Below are some records. Count the lines with "church" in them and give nothing but the total.

● **Data listing**:
** begin **

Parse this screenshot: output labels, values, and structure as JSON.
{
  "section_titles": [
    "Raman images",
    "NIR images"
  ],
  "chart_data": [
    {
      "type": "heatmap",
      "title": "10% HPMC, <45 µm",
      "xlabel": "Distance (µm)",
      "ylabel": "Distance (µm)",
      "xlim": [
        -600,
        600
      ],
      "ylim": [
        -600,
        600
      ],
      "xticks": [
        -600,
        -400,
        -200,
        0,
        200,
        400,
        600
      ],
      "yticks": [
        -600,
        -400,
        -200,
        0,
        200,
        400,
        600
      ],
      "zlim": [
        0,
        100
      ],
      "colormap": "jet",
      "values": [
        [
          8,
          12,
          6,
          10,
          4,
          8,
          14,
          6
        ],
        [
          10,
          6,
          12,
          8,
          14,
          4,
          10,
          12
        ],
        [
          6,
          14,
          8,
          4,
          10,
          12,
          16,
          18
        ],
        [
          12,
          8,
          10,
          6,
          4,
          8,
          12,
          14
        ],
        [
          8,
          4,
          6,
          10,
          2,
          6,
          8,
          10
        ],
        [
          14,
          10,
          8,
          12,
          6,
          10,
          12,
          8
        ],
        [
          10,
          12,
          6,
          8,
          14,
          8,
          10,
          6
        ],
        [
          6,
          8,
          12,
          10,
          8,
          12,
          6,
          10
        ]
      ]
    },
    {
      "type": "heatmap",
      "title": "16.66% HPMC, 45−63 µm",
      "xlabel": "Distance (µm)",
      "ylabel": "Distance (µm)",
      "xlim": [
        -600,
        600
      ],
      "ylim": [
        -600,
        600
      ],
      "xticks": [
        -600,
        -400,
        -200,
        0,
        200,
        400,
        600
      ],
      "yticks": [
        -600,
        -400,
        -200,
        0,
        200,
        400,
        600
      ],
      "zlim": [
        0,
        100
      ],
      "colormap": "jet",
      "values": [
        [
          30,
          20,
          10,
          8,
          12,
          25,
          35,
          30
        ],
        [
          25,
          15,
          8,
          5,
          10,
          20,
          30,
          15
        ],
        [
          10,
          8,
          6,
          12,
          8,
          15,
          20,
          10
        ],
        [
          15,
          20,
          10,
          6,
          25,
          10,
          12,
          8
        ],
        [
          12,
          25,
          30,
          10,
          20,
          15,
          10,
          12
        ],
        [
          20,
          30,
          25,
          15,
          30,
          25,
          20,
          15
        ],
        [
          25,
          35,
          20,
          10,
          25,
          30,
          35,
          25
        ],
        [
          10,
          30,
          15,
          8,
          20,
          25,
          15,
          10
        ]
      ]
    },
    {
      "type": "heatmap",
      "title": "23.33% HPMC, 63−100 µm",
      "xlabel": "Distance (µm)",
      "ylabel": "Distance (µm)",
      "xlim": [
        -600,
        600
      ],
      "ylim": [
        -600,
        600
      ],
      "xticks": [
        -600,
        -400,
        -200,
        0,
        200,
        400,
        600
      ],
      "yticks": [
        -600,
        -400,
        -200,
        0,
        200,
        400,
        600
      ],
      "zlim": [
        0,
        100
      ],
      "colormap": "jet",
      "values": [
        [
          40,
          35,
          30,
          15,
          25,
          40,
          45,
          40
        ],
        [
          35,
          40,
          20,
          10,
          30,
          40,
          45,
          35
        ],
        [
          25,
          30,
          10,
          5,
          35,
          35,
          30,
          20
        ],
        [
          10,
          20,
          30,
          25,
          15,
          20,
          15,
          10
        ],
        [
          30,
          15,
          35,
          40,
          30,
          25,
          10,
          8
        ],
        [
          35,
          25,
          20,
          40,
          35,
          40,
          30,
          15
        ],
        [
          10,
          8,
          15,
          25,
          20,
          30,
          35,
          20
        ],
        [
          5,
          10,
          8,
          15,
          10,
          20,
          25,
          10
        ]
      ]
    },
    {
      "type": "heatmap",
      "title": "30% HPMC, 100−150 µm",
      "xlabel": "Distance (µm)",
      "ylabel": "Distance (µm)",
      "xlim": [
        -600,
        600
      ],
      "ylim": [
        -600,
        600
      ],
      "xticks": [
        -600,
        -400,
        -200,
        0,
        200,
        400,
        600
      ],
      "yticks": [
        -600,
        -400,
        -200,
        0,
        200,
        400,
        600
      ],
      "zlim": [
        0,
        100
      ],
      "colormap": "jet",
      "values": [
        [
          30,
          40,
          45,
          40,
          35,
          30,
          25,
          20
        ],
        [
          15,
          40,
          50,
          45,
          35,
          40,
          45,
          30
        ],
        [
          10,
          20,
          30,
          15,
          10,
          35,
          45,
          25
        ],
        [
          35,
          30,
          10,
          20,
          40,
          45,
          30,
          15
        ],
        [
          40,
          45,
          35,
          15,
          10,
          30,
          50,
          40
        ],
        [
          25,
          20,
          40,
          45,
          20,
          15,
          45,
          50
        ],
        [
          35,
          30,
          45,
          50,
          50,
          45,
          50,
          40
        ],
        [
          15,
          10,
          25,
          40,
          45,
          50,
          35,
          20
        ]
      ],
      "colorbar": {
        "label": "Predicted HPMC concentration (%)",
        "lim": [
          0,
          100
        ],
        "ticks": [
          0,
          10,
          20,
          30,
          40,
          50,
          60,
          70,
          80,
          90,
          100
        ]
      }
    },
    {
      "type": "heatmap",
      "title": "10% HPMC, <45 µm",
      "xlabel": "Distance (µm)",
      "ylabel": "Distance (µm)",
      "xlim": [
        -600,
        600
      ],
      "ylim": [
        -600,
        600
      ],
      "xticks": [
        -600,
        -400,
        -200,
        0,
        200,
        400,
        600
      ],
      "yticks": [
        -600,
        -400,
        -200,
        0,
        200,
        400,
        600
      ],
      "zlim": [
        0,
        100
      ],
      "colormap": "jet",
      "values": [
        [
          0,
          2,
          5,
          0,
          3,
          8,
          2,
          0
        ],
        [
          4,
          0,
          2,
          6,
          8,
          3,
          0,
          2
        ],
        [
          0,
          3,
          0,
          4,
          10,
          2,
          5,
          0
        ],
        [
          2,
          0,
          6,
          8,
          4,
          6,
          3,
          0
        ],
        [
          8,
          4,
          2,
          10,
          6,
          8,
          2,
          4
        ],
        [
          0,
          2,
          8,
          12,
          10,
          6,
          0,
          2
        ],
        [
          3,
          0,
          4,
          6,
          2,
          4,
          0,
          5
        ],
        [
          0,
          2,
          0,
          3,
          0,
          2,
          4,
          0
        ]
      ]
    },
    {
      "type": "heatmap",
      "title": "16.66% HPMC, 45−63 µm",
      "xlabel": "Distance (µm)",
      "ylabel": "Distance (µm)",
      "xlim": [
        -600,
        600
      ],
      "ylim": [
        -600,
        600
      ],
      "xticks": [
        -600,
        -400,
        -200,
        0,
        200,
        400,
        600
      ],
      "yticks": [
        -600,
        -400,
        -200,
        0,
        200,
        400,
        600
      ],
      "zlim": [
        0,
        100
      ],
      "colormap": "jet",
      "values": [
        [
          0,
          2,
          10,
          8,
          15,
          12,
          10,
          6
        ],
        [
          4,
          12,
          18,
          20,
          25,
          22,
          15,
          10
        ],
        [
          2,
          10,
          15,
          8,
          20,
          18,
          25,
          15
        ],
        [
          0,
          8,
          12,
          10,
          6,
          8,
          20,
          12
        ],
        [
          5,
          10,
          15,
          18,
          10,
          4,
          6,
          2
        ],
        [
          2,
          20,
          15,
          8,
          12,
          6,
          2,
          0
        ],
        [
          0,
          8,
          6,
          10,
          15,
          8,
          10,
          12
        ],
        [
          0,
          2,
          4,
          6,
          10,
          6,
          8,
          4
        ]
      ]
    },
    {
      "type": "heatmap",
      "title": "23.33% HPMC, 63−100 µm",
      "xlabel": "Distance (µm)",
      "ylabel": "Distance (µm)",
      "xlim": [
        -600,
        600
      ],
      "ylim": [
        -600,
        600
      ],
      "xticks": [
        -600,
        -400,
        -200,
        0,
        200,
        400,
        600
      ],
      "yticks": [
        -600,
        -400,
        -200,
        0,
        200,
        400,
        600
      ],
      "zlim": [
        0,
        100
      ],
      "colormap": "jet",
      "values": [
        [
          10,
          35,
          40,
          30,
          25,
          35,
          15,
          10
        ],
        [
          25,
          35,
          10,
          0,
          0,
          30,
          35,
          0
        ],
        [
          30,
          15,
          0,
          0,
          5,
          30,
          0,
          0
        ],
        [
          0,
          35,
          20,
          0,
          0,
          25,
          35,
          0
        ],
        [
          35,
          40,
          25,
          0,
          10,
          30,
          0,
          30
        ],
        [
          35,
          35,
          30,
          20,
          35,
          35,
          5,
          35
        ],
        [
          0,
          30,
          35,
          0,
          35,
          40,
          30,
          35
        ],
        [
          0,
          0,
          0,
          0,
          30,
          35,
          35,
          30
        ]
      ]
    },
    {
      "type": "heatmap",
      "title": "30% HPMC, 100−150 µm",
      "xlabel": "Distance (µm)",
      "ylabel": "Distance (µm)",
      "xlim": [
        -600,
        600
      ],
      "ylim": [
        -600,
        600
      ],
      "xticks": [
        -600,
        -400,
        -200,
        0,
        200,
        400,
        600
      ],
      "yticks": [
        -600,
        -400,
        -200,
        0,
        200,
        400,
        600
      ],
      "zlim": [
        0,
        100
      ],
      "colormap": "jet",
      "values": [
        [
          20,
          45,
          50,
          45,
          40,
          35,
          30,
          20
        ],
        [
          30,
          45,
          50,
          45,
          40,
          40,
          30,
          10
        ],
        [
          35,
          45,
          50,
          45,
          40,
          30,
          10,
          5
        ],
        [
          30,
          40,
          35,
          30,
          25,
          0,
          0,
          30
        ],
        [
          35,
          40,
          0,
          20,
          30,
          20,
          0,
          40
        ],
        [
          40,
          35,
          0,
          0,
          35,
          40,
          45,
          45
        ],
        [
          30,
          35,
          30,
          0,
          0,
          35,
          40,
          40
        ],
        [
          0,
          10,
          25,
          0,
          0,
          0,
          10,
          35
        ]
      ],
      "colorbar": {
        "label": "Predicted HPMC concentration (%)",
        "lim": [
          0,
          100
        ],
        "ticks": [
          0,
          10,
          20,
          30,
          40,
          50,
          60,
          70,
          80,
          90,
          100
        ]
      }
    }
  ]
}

** end **
** begin **

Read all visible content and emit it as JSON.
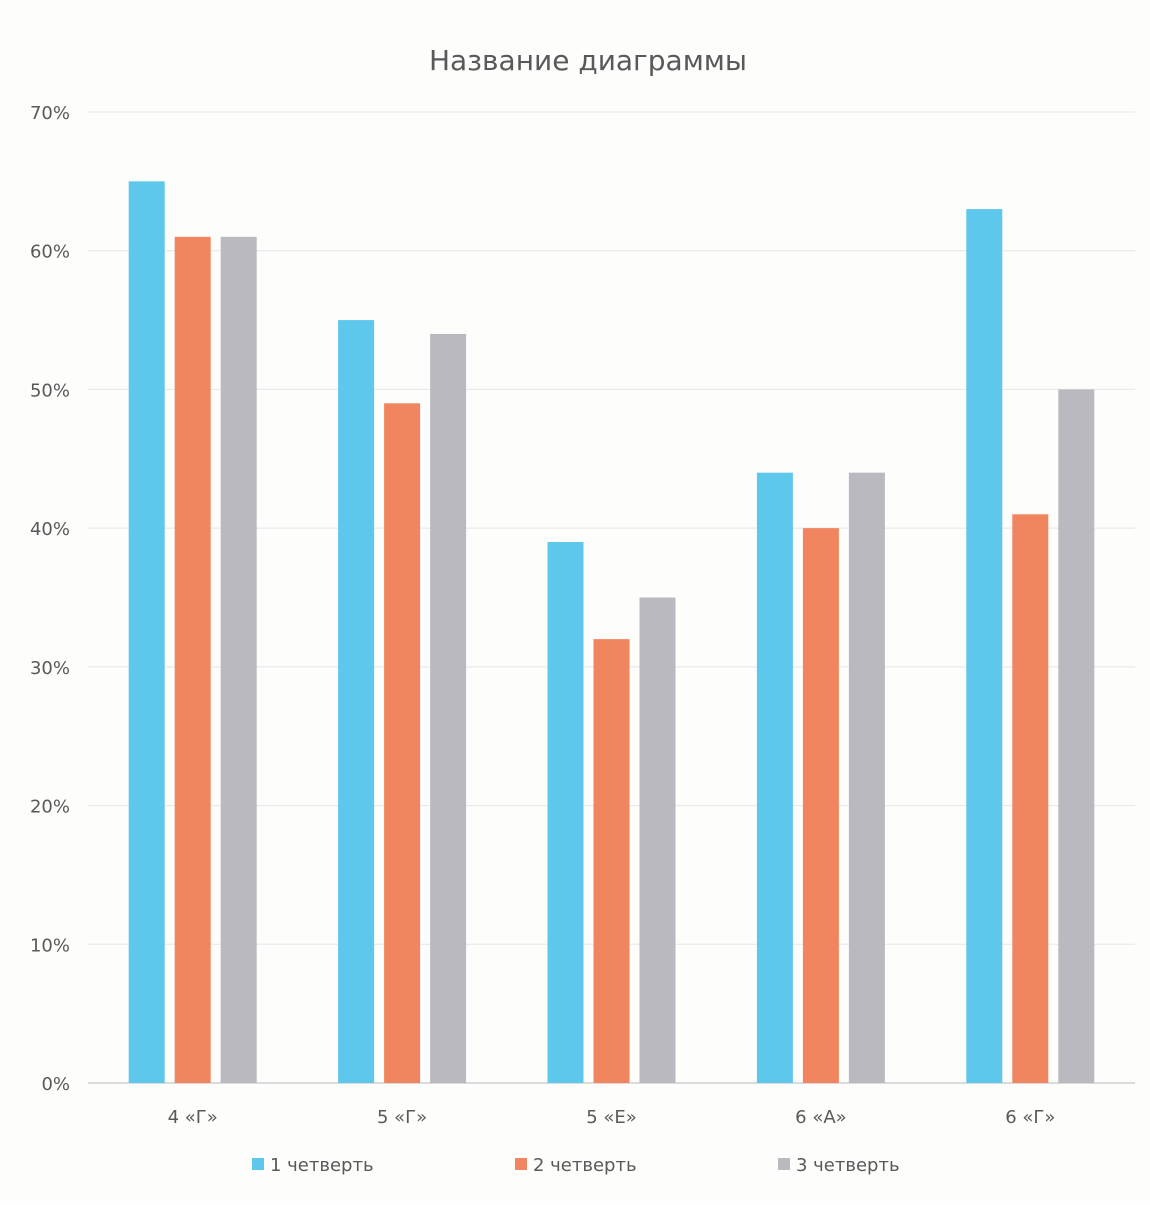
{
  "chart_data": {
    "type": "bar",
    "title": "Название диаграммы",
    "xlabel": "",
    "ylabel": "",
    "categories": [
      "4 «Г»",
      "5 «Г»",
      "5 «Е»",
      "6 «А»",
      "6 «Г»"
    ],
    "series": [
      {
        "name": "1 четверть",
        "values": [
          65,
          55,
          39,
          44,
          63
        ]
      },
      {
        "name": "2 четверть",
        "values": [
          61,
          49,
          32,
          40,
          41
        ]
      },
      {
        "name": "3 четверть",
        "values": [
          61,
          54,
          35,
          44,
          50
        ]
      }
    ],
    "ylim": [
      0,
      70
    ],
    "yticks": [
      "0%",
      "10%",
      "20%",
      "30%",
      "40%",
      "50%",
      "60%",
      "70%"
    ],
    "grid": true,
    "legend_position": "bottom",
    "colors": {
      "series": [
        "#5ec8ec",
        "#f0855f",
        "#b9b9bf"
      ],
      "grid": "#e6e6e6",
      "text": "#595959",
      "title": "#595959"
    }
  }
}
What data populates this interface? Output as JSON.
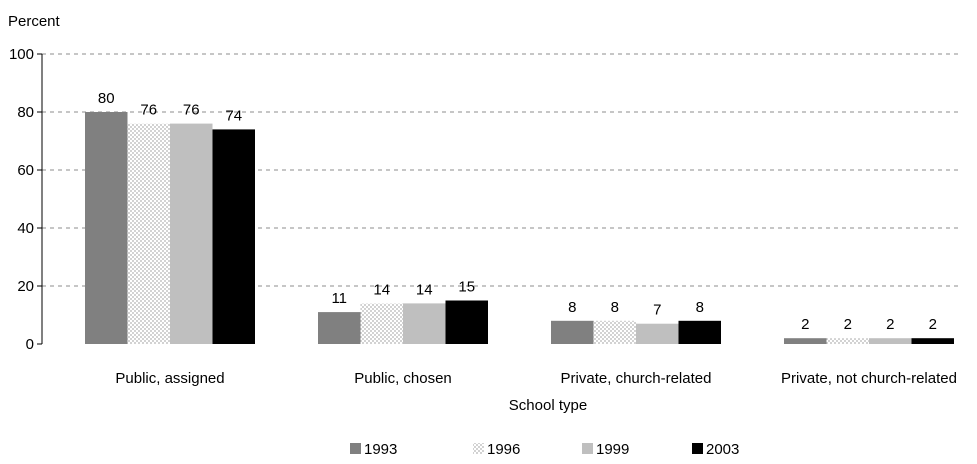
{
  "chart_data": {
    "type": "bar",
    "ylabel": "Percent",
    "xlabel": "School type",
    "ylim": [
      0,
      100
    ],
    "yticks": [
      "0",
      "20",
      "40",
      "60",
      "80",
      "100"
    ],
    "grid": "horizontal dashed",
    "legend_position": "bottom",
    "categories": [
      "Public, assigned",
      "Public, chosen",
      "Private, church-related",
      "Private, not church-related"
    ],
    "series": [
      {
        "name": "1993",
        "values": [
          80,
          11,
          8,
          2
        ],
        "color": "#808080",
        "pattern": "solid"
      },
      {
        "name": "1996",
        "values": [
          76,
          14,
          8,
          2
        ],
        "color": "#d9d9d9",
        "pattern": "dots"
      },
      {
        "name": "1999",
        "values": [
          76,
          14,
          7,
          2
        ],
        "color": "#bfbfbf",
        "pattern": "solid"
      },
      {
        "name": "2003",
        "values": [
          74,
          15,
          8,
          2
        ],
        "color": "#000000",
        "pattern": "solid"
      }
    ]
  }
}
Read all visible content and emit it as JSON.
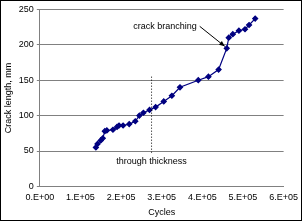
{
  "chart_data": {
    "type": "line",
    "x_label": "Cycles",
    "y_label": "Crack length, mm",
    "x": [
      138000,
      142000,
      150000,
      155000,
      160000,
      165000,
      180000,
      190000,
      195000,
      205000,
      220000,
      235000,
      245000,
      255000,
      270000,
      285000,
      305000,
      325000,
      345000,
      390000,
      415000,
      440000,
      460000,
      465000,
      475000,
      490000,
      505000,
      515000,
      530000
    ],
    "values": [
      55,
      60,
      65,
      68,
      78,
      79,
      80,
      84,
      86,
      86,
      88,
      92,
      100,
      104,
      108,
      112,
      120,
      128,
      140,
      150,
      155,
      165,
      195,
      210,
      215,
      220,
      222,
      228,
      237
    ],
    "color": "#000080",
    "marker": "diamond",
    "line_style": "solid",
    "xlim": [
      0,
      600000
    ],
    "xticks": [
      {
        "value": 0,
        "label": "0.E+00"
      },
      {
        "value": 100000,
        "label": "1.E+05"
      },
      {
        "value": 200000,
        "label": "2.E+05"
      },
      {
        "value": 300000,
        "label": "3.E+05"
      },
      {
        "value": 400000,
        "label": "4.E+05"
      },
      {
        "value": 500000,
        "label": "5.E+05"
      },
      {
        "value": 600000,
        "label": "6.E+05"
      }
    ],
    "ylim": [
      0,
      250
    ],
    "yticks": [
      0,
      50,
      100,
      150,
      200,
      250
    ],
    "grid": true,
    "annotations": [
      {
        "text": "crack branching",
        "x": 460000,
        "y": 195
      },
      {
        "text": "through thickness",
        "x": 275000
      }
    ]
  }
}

** end **

● **Completed task**:
2